## Written request
Everything in the data should be repeated exactly, save for the images.

## Data to use
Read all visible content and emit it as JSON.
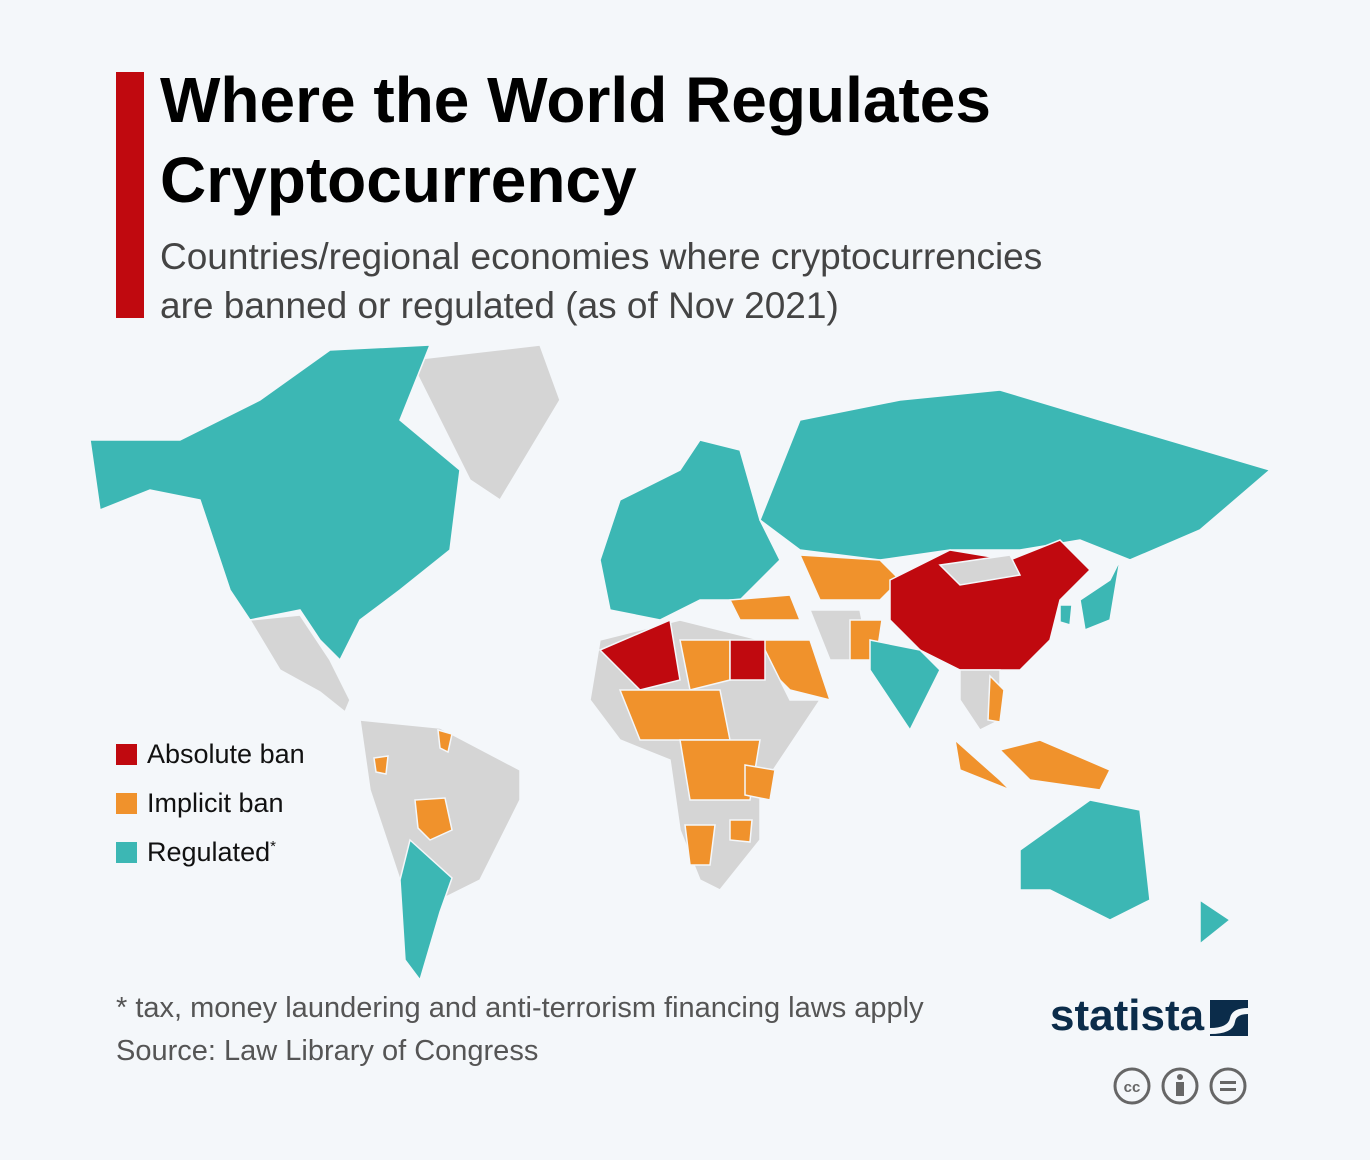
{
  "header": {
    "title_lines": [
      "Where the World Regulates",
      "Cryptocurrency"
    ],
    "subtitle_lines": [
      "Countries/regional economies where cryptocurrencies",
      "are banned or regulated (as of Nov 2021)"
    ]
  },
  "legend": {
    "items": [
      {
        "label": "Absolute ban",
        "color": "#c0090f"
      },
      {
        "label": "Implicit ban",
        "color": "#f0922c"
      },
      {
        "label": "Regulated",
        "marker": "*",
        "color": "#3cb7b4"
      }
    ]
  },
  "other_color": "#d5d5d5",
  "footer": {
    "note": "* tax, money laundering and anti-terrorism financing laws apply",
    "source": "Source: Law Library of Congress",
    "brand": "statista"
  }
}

## Exercise answer
Read all visible content and emit it as JSON.
{
  "header": {
    "title_lines": [
      "Where the World Regulates",
      "Cryptocurrency"
    ],
    "subtitle_lines": [
      "Countries/regional economies where cryptocurrencies",
      "are banned or regulated (as of Nov 2021)"
    ]
  },
  "legend": {
    "items": [
      {
        "label": "Absolute ban",
        "color": "#c0090f"
      },
      {
        "label": "Implicit ban",
        "color": "#f0922c"
      },
      {
        "label": "Regulated",
        "marker": "*",
        "color": "#3cb7b4"
      }
    ]
  },
  "other_color": "#d5d5d5",
  "footer": {
    "note": "* tax, money laundering and anti-terrorism financing laws apply",
    "source": "Source: Law Library of Congress",
    "brand": "statista"
  }
}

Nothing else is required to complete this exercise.